THE INPUT:

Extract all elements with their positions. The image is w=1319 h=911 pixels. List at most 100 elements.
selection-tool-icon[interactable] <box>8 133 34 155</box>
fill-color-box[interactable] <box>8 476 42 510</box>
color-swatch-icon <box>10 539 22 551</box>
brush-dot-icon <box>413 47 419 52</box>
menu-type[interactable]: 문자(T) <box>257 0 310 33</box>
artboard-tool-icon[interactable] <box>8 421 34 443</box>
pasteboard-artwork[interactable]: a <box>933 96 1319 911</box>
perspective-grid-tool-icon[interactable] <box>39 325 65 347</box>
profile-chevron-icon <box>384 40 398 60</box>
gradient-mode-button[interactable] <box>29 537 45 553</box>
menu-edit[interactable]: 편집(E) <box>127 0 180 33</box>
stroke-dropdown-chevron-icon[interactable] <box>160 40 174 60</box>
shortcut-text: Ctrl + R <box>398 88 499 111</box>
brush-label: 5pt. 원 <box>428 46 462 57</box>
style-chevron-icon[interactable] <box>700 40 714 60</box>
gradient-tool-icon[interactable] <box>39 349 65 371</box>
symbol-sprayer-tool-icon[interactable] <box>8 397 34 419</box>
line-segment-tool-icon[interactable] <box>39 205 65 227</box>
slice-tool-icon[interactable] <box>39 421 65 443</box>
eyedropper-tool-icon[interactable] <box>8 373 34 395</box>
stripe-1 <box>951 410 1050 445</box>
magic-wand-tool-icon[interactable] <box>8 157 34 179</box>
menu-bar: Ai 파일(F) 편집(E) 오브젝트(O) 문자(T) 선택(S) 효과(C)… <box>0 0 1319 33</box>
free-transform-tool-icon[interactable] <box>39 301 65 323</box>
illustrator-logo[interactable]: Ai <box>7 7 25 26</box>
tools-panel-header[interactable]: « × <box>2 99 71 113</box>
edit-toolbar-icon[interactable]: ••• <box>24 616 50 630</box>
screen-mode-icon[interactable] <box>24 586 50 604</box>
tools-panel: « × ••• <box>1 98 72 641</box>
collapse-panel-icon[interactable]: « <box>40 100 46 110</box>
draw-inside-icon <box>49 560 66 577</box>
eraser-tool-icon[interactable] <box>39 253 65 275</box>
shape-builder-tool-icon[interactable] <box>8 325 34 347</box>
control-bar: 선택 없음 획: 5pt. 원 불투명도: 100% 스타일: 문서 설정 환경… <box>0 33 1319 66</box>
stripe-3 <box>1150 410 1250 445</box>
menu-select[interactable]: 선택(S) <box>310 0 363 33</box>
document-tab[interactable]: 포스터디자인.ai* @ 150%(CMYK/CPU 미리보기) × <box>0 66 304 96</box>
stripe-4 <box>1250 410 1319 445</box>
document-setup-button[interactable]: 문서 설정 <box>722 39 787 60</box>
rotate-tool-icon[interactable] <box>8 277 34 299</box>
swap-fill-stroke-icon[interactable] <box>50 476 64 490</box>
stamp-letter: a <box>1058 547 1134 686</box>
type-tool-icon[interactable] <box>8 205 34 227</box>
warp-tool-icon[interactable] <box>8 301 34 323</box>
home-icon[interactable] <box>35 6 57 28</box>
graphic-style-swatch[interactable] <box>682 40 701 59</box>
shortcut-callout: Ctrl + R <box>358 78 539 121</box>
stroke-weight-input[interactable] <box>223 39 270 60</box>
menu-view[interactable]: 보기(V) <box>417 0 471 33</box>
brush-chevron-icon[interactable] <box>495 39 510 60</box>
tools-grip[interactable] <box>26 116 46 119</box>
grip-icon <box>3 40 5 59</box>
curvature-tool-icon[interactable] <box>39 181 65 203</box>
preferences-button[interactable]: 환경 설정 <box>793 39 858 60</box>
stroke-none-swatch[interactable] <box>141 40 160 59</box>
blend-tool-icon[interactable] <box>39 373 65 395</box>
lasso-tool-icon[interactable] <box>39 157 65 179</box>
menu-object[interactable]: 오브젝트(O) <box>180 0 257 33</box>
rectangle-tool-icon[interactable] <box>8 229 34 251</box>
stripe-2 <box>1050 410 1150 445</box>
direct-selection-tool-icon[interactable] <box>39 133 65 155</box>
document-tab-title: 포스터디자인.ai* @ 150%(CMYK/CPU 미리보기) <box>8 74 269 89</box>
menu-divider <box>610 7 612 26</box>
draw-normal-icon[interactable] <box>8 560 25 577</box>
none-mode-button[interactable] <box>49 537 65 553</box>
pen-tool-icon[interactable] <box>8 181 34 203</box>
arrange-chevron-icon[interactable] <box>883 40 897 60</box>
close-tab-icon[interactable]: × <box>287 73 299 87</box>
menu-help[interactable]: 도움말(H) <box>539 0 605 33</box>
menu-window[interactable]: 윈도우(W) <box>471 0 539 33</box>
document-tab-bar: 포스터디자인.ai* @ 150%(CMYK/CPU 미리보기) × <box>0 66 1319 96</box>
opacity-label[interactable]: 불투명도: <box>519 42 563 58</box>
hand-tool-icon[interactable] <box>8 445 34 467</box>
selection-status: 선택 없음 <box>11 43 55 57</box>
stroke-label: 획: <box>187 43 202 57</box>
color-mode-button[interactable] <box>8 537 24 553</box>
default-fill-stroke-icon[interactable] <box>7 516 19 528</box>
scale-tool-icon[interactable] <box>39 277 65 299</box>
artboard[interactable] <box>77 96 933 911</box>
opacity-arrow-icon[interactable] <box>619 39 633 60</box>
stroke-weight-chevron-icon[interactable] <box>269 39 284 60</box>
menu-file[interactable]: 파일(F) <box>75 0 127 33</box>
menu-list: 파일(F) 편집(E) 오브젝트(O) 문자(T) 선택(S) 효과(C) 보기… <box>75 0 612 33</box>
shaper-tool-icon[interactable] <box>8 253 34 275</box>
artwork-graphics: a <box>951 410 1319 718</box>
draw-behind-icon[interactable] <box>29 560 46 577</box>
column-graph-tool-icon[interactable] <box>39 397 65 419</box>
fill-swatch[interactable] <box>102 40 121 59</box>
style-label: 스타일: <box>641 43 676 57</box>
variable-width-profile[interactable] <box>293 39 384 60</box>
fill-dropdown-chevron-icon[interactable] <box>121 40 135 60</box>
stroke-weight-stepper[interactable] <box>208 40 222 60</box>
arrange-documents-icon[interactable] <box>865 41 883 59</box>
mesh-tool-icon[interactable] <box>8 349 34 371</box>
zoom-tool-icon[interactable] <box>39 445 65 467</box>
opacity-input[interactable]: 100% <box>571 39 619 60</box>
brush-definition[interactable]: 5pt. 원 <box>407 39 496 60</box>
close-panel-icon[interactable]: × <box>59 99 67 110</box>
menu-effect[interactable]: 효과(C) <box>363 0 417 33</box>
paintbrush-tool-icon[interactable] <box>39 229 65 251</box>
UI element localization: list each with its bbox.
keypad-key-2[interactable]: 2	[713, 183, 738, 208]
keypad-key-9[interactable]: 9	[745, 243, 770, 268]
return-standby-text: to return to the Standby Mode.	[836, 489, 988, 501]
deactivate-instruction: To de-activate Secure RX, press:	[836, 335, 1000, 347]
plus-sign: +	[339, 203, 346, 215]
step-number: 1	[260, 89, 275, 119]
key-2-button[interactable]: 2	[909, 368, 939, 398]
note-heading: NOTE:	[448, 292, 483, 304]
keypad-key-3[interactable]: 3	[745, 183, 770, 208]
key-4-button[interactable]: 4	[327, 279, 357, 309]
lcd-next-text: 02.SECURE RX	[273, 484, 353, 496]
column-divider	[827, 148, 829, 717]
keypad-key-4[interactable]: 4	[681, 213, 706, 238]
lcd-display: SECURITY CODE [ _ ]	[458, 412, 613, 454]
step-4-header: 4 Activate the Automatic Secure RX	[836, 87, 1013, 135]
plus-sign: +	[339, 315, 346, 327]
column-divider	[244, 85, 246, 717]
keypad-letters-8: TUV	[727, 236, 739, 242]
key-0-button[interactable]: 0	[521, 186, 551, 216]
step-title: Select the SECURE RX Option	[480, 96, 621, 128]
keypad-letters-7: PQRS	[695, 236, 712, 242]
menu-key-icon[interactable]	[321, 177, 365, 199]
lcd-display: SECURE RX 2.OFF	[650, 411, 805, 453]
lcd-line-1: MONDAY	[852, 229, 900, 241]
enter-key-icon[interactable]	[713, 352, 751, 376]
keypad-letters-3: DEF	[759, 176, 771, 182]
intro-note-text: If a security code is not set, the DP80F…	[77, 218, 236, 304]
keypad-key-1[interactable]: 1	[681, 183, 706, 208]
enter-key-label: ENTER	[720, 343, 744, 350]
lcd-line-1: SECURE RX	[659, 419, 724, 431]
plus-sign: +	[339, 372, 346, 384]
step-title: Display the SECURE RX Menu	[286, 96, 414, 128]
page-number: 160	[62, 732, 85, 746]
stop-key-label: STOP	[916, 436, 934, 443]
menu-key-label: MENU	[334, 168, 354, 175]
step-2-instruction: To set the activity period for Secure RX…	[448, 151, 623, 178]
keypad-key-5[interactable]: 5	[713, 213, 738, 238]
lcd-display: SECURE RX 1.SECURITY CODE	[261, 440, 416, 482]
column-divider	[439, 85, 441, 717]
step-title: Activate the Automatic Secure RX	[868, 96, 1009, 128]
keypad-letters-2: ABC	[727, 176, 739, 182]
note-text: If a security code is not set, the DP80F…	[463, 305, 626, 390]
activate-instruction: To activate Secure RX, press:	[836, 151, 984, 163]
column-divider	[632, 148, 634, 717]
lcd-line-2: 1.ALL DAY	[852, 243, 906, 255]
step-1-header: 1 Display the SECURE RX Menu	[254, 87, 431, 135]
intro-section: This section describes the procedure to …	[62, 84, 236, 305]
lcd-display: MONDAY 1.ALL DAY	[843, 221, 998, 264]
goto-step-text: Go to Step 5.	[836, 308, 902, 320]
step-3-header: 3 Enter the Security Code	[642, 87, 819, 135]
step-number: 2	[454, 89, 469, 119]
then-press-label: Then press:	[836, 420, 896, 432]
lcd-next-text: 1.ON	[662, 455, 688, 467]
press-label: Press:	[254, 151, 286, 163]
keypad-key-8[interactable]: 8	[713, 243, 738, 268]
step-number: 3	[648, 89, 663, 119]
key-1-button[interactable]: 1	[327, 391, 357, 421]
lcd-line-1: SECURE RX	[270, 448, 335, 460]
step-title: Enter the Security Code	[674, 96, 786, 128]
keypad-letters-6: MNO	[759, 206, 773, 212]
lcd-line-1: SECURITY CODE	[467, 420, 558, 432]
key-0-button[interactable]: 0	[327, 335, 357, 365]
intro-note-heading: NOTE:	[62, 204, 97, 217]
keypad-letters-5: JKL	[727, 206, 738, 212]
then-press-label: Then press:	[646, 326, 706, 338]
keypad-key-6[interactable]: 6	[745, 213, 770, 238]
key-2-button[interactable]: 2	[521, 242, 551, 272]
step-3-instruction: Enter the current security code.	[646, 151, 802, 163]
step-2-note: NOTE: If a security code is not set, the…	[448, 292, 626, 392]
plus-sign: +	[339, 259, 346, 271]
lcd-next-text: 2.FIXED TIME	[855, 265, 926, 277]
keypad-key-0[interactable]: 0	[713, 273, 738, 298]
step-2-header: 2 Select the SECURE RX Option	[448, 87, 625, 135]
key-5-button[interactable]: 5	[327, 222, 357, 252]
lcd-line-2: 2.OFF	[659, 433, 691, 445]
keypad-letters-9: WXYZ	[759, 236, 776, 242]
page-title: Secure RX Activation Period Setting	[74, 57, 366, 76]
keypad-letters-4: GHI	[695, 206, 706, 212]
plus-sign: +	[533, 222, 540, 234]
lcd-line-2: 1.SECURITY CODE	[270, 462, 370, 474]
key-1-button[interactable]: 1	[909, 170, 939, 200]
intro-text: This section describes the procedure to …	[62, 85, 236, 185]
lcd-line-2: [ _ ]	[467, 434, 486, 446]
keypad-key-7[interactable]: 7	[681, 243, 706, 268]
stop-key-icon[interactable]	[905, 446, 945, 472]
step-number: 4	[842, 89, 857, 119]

GIVEN PROBLEM:
Copy the rows from the first one up to and including the line with "profile-chevron-icon <box>384 40 398 60</box>", changing "pixels" to "px" and keeping everything else the same.

RESPONSE FOR THIS EXERCISE:
Extract all elements with their positions. The image is w=1319 h=911 px. List at most 100 elements.
selection-tool-icon[interactable] <box>8 133 34 155</box>
fill-color-box[interactable] <box>8 476 42 510</box>
color-swatch-icon <box>10 539 22 551</box>
brush-dot-icon <box>413 47 419 52</box>
menu-type[interactable]: 문자(T) <box>257 0 310 33</box>
artboard-tool-icon[interactable] <box>8 421 34 443</box>
pasteboard-artwork[interactable]: a <box>933 96 1319 911</box>
perspective-grid-tool-icon[interactable] <box>39 325 65 347</box>
profile-chevron-icon <box>384 40 398 60</box>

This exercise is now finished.